▸ **DATA EXTRACT**:
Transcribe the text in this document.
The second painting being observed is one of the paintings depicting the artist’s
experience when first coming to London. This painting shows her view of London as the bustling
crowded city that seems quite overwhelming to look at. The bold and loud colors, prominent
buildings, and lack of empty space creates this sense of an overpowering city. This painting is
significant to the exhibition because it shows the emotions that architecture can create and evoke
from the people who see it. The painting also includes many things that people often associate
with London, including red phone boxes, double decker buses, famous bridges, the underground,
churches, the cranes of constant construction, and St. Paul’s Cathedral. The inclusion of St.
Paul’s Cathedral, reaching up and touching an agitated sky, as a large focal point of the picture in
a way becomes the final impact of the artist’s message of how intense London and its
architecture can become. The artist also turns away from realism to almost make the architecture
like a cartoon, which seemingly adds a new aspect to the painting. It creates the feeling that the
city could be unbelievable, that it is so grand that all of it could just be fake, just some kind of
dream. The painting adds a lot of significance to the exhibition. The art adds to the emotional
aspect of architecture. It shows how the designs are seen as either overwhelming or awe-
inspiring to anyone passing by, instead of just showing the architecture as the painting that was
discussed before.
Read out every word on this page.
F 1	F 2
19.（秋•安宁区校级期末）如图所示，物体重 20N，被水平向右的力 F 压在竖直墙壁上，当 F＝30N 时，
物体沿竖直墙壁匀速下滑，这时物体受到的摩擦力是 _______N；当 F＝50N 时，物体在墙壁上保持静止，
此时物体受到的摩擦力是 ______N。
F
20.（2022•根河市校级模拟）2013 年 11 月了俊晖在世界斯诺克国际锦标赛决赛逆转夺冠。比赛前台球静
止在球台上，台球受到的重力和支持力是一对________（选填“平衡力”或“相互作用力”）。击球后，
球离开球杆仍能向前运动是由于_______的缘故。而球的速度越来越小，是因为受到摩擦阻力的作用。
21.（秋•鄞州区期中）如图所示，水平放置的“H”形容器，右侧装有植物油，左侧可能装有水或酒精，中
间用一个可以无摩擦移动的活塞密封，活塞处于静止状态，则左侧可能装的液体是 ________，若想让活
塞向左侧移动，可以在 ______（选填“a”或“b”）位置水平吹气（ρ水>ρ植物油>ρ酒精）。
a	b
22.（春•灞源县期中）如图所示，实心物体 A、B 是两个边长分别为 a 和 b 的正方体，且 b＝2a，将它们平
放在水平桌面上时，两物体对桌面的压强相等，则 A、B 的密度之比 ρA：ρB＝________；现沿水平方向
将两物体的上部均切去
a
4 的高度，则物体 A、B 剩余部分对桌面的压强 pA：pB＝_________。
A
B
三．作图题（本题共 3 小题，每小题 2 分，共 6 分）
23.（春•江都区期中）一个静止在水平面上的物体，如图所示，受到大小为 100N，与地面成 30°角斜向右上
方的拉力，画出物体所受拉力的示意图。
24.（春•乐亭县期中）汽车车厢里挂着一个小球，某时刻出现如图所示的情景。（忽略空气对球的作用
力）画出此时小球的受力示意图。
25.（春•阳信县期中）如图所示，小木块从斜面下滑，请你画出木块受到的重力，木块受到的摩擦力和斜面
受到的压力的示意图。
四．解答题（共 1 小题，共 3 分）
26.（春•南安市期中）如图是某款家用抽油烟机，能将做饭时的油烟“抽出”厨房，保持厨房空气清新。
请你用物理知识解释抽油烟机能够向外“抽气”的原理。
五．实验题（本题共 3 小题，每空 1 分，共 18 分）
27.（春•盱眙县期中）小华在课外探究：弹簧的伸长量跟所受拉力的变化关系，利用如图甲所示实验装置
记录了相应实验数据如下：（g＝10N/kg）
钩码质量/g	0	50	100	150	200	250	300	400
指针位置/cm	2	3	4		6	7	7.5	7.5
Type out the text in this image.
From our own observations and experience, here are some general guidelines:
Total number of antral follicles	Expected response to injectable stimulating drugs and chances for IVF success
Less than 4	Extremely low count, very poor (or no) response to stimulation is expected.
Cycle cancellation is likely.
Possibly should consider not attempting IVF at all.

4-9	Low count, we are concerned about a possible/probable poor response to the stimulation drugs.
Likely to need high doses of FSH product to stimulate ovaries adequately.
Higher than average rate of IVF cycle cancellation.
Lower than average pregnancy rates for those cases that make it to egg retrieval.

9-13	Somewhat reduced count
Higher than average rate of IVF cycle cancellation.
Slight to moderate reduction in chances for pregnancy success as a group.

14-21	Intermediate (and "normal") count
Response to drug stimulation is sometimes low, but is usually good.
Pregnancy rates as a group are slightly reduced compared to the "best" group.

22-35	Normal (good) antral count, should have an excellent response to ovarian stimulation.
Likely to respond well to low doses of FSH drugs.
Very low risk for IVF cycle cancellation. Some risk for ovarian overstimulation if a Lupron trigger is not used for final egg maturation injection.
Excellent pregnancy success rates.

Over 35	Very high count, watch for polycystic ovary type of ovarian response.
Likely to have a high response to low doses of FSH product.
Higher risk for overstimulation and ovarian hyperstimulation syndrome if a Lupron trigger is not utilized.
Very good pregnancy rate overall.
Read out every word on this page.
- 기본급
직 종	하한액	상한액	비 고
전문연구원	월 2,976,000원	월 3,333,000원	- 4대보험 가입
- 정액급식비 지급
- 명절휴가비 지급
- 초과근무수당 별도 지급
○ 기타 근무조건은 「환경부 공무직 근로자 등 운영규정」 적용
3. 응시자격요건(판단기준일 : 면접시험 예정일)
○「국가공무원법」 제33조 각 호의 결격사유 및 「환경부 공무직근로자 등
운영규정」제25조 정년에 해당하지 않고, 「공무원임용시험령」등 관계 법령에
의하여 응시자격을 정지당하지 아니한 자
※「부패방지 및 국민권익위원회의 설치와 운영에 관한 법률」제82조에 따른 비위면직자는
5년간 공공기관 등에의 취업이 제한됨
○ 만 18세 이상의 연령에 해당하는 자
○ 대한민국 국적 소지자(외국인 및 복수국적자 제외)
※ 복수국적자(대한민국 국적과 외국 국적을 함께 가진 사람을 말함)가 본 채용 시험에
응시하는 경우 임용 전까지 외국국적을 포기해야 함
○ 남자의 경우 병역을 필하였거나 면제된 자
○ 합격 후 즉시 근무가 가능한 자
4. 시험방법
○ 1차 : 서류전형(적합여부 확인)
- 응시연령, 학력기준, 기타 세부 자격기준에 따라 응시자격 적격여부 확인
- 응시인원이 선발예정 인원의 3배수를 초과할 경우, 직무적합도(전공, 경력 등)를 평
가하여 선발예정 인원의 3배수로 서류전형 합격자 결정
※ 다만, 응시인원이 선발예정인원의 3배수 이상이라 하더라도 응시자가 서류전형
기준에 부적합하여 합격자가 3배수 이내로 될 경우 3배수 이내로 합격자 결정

▸ **WHAT TO PRODUCE**:
Show the data once more, exactly as it was written.

▸ **SOLVED EXERCISE**:
Transcribe the text in this document.
The second painting being observed is one of the paintings depicting the artist’s
experience when first coming to London. This painting shows her view of London as the bustling
crowded city that seems quite overwhelming to look at. The bold and loud colors, prominent
buildings, and lack of empty space creates this sense of an overpowering city. This painting is
significant to the exhibition because it shows the emotions that architecture can create and evoke
from the people who see it. The painting also includes many things that people often associate
with London, including red phone boxes, double decker buses, famous bridges, the underground,
churches, the cranes of constant construction, and St. Paul’s Cathedral. The inclusion of St.
Paul’s Cathedral, reaching up and touching an agitated sky, as a large focal point of the picture in
a way becomes the final impact of the artist’s message of how intense London and its
architecture can become. The artist also turns away from realism to almost make the architecture
like a cartoon, which seemingly adds a new aspect to the painting. It creates the feeling that the
city could be unbelievable, that it is so grand that all of it could just be fake, just some kind of
dream. The painting adds a lot of significance to the exhibition. The art adds to the emotional
aspect of architecture. It shows how the designs are seen as either overwhelming or awe-
inspiring to anyone passing by, instead of just showing the architecture as the painting that was
discussed before.
Read out every word on this page.
F 1	F 2
19.（秋•安宁区校级期末）如图所示，物体重 20N，被水平向右的力 F 压在竖直墙壁上，当 F＝30N 时，
物体沿竖直墙壁匀速下滑，这时物体受到的摩擦力是 _______N；当 F＝50N 时，物体在墙壁上保持静止，
此时物体受到的摩擦力是 ______N。
F
20.（2022•根河市校级模拟）2013 年 11 月了俊晖在世界斯诺克国际锦标赛决赛逆转夺冠。比赛前台球静
止在球台上，台球受到的重力和支持力是一对________（选填“平衡力”或“相互作用力”）。击球后，
球离开球杆仍能向前运动是由于_______的缘故。而球的速度越来越小，是因为受到摩擦阻力的作用。
21.（秋•鄞州区期中）如图所示，水平放置的“H”形容器，右侧装有植物油，左侧可能装有水或酒精，中
间用一个可以无摩擦移动的活塞密封，活塞处于静止状态，则左侧可能装的液体是 ________，若想让活
塞向左侧移动，可以在 ______（选填“a”或“b”）位置水平吹气（ρ水>ρ植物油>ρ酒精）。
a	b
22.（春•灞源县期中）如图所示，实心物体 A、B 是两个边长分别为 a 和 b 的正方体，且 b＝2a，将它们平
放在水平桌面上时，两物体对桌面的压强相等，则 A、B 的密度之比 ρA：ρB＝________；现沿水平方向
将两物体的上部均切去
a
4 的高度，则物体 A、B 剩余部分对桌面的压强 pA：pB＝_________。
A
B
三．作图题（本题共 3 小题，每小题 2 分，共 6 分）
23.（春•江都区期中）一个静止在水平面上的物体，如图所示，受到大小为 100N，与地面成 30°角斜向右上
方的拉力，画出物体所受拉力的示意图。
24.（春•乐亭县期中）汽车车厢里挂着一个小球，某时刻出现如图所示的情景。（忽略空气对球的作用
力）画出此时小球的受力示意图。
25.（春•阳信县期中）如图所示，小木块从斜面下滑，请你画出木块受到的重力，木块受到的摩擦力和斜面
受到的压力的示意图。
四．解答题（共 1 小题，共 3 分）
26.（春•南安市期中）如图是某款家用抽油烟机，能将做饭时的油烟“抽出”厨房，保持厨房空气清新。
请你用物理知识解释抽油烟机能够向外“抽气”的原理。
五．实验题（本题共 3 小题，每空 1 分，共 18 分）
27.（春•盱眙县期中）小华在课外探究：弹簧的伸长量跟所受拉力的变化关系，利用如图甲所示实验装置
记录了相应实验数据如下：（g＝10N/kg）
钩码质量/g	0	50	100	150	200	250	300	400
指针位置/cm	2	3	4		6	7	7.5	7.5
Type out the text in this image.
From our own observations and experience, here are some general guidelines:
Total number of antral follicles	Expected response to injectable stimulating drugs and chances for IVF success
Less than 4	Extremely low count, very poor (or no) response to stimulation is expected.
Cycle cancellation is likely.
Possibly should consider not attempting IVF at all.

4-9	Low count, we are concerned about a possible/probable poor response to the stimulation drugs.
Likely to need high doses of FSH product to stimulate ovaries adequately.
Higher than average rate of IVF cycle cancellation.
Lower than average pregnancy rates for those cases that make it to egg retrieval.

9-13	Somewhat reduced count
Higher than average rate of IVF cycle cancellation.
Slight to moderate reduction in chances for pregnancy success as a group.

14-21	Intermediate (and "normal") count
Response to drug stimulation is sometimes low, but is usually good.
Pregnancy rates as a group are slightly reduced compared to the "best" group.

22-35	Normal (good) antral count, should have an excellent response to ovarian stimulation.
Likely to respond well to low doses of FSH drugs.
Very low risk for IVF cycle cancellation. Some risk for ovarian overstimulation if a Lupron trigger is not used for final egg maturation injection.
Excellent pregnancy success rates.

Over 35	Very high count, watch for polycystic ovary type of ovarian response.
Likely to have a high response to low doses of FSH product.
Higher risk for overstimulation and ovarian hyperstimulation syndrome if a Lupron trigger is not utilized.
Very good pregnancy rate overall.
Read out every word on this page.
- 기본급
직 종	하한액	상한액	비 고
전문연구원	월 2,976,000원	월 3,333,000원	- 4대보험 가입
- 정액급식비 지급
- 명절휴가비 지급
- 초과근무수당 별도 지급
○ 기타 근무조건은 「환경부 공무직 근로자 등 운영규정」 적용
3. 응시자격요건(판단기준일 : 면접시험 예정일)
○「국가공무원법」 제33조 각 호의 결격사유 및 「환경부 공무직근로자 등
운영규정」제25조 정년에 해당하지 않고, 「공무원임용시험령」등 관계 법령에
의하여 응시자격을 정지당하지 아니한 자
※「부패방지 및 국민권익위원회의 설치와 운영에 관한 법률」제82조에 따른 비위면직자는
5년간 공공기관 등에의 취업이 제한됨
○ 만 18세 이상의 연령에 해당하는 자
○ 대한민국 국적 소지자(외국인 및 복수국적자 제외)
※ 복수국적자(대한민국 국적과 외국 국적을 함께 가진 사람을 말함)가 본 채용 시험에
응시하는 경우 임용 전까지 외국국적을 포기해야 함
○ 남자의 경우 병역을 필하였거나 면제된 자
○ 합격 후 즉시 근무가 가능한 자
4. 시험방법
○ 1차 : 서류전형(적합여부 확인)
- 응시연령, 학력기준, 기타 세부 자격기준에 따라 응시자격 적격여부 확인
- 응시인원이 선발예정 인원의 3배수를 초과할 경우, 직무적합도(전공, 경력 등)를 평
가하여 선발예정 인원의 3배수로 서류전형 합격자 결정
※ 다만, 응시인원이 선발예정인원의 3배수 이상이라 하더라도 응시자가 서류전형
기준에 부적합하여 합격자가 3배수 이내로 될 경우 3배수 이내로 합격자 결정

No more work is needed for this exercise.